* **Set task**
Can you write out all the lines word for word, with no pictures?

* **Records for the task**

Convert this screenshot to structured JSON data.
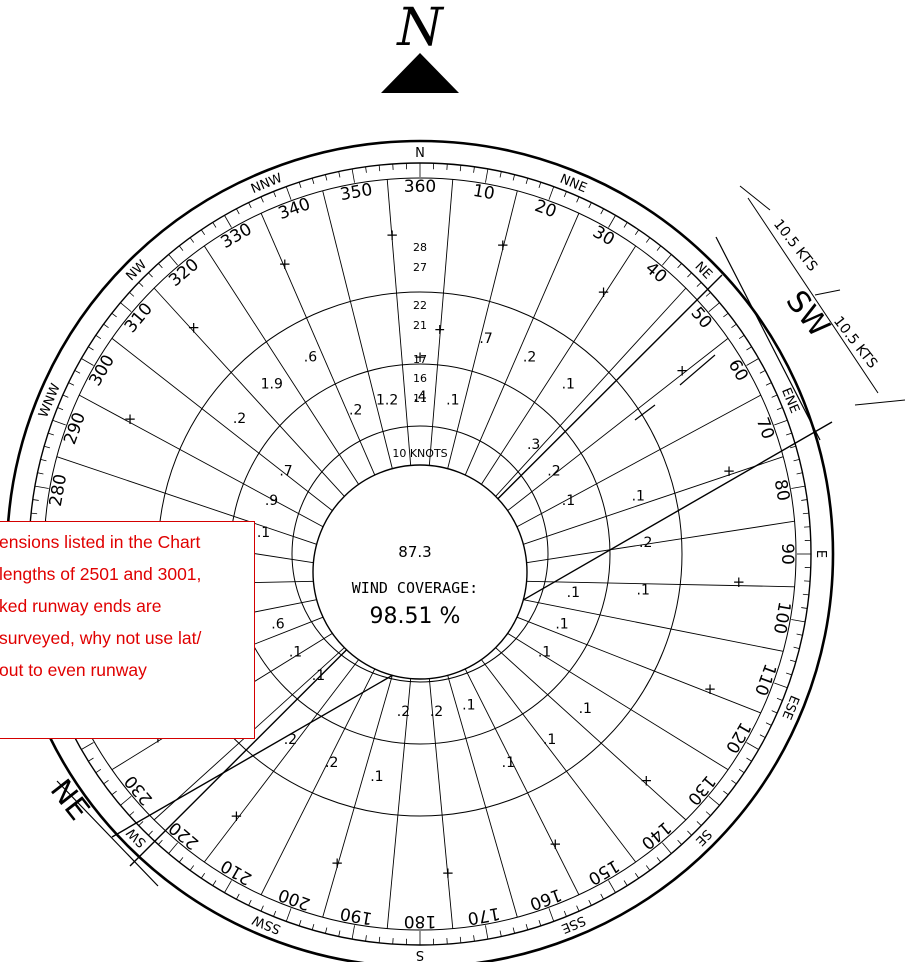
{
  "north_indicator": {
    "letter": "N"
  },
  "compass_points": [
    "N",
    "NNE",
    "NE",
    "ENE",
    "E",
    "ESE",
    "SE",
    "SSE",
    "S",
    "SSW",
    "SW",
    "WNW",
    "NW",
    "NNW"
  ],
  "degree_labels": [
    "360",
    "10",
    "20",
    "30",
    "40",
    "50",
    "60",
    "70",
    "80",
    "90",
    "100",
    "110",
    "120",
    "130",
    "140",
    "150",
    "160",
    "170",
    "180",
    "190",
    "200",
    "210",
    "220",
    "230",
    "280",
    "290",
    "300",
    "310",
    "320",
    "330",
    "340",
    "350"
  ],
  "speed_rings": [
    "10 KNOTS",
    "11",
    "16",
    "17",
    "21",
    "22",
    "27",
    "28"
  ],
  "ring_plus": "+",
  "center": {
    "value": "87.3",
    "label": "WIND COVERAGE:",
    "coverage": "98.51 %"
  },
  "runway": {
    "end_sw": "SW",
    "end_ne": "NE",
    "dim_top": "10.5 KTS",
    "dim_bottom": "10.5 KTS"
  },
  "cell_values": [
    ".1",
    ".1",
    ".1",
    ".1",
    ".1",
    ".1",
    ".2",
    ".2",
    ".6",
    ".8",
    ".7",
    ".6",
    ".4",
    ".2",
    ".2",
    ".2",
    ".1",
    ".1",
    ".2",
    ".2",
    ".1",
    ".2",
    ".9",
    "1.9",
    "1.2",
    ".7",
    ".3",
    ".1",
    ".1",
    ".1",
    ".1",
    ".1",
    ".1",
    ".1",
    ".1",
    ".2",
    ".2",
    "+"
  ],
  "note": {
    "lines": [
      "ensions listed in the Chart",
      " lengths of 2501 and 3001,",
      "ked runway ends are",
      " surveyed, why not use lat/",
      " out to even runway"
    ]
  }
}
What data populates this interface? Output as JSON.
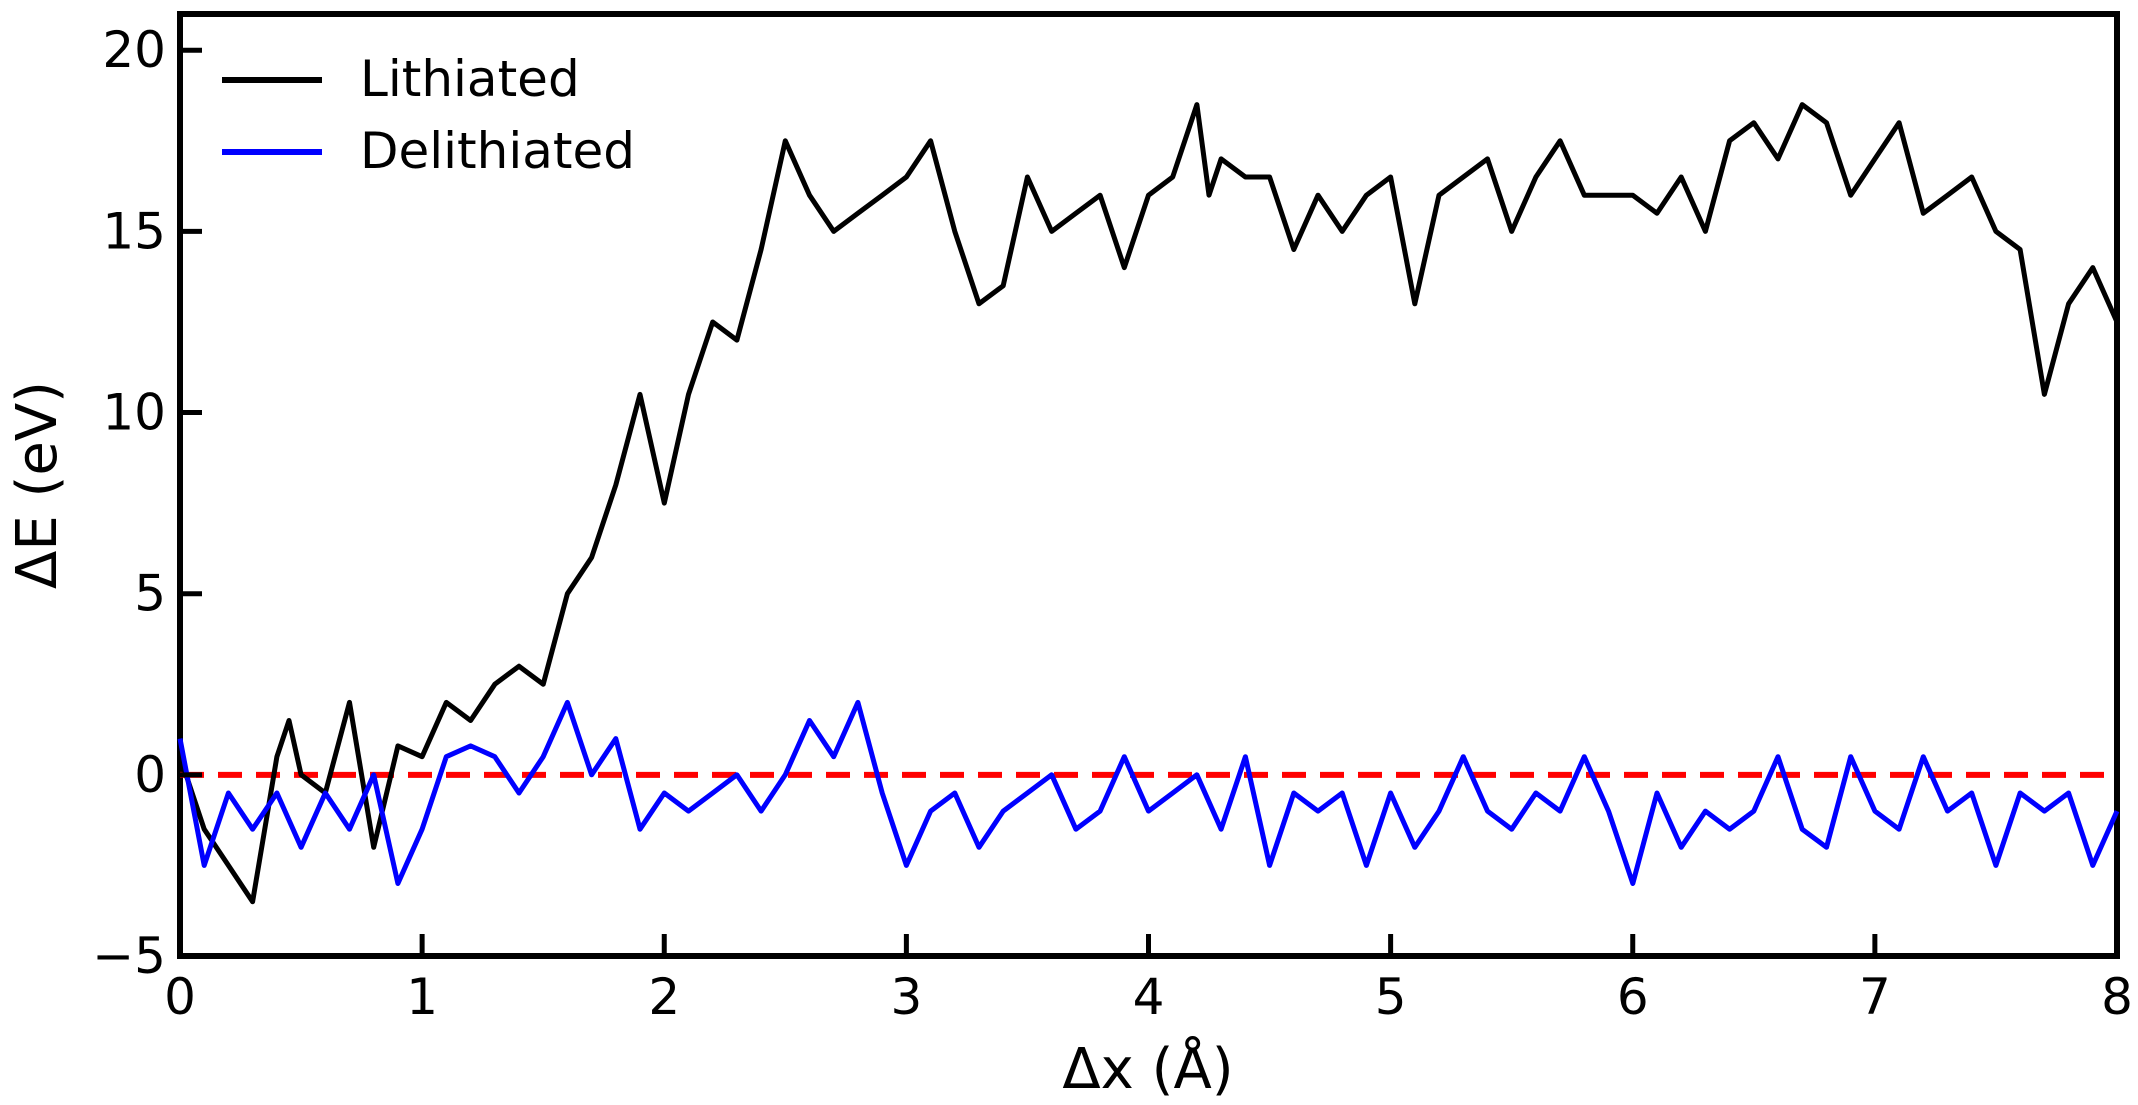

* **Written reply**
Convert this screenshot to structured JSON data.
{
  "north_indicator": {
    "letter": "N"
  },
  "compass_points": [
    "N",
    "NNE",
    "NE",
    "ENE",
    "E",
    "ESE",
    "SE",
    "SSE",
    "S",
    "SSW",
    "SW",
    "WNW",
    "NW",
    "NNW"
  ],
  "degree_labels": [
    "360",
    "10",
    "20",
    "30",
    "40",
    "50",
    "60",
    "70",
    "80",
    "90",
    "100",
    "110",
    "120",
    "130",
    "140",
    "150",
    "160",
    "170",
    "180",
    "190",
    "200",
    "210",
    "220",
    "230",
    "280",
    "290",
    "300",
    "310",
    "320",
    "330",
    "340",
    "350"
  ],
  "speed_rings": [
    "10 KNOTS",
    "11",
    "16",
    "17",
    "21",
    "22",
    "27",
    "28"
  ],
  "ring_plus": "+",
  "center": {
    "value": "87.3",
    "label": "WIND COVERAGE:",
    "coverage": "98.51 %"
  },
  "runway": {
    "end_sw": "SW",
    "end_ne": "NE",
    "dim_top": "10.5 KTS",
    "dim_bottom": "10.5 KTS"
  },
  "cell_values": [
    ".1",
    ".1",
    ".1",
    ".1",
    ".1",
    ".1",
    ".2",
    ".2",
    ".6",
    ".8",
    ".7",
    ".6",
    ".4",
    ".2",
    ".2",
    ".2",
    ".1",
    ".1",
    ".2",
    ".2",
    ".1",
    ".2",
    ".9",
    "1.9",
    "1.2",
    ".7",
    ".3",
    ".1",
    ".1",
    ".1",
    ".1",
    ".1",
    ".1",
    ".1",
    ".1",
    ".2",
    ".2",
    "+"
  ],
  "note": {
    "lines": [
      "ensions listed in the Chart",
      " lengths of 2501 and 3001,",
      "ked runway ends are",
      " surveyed, why not use lat/",
      " out to even runway"
    ]
  }
}
What data populates this interface? Output as JSON.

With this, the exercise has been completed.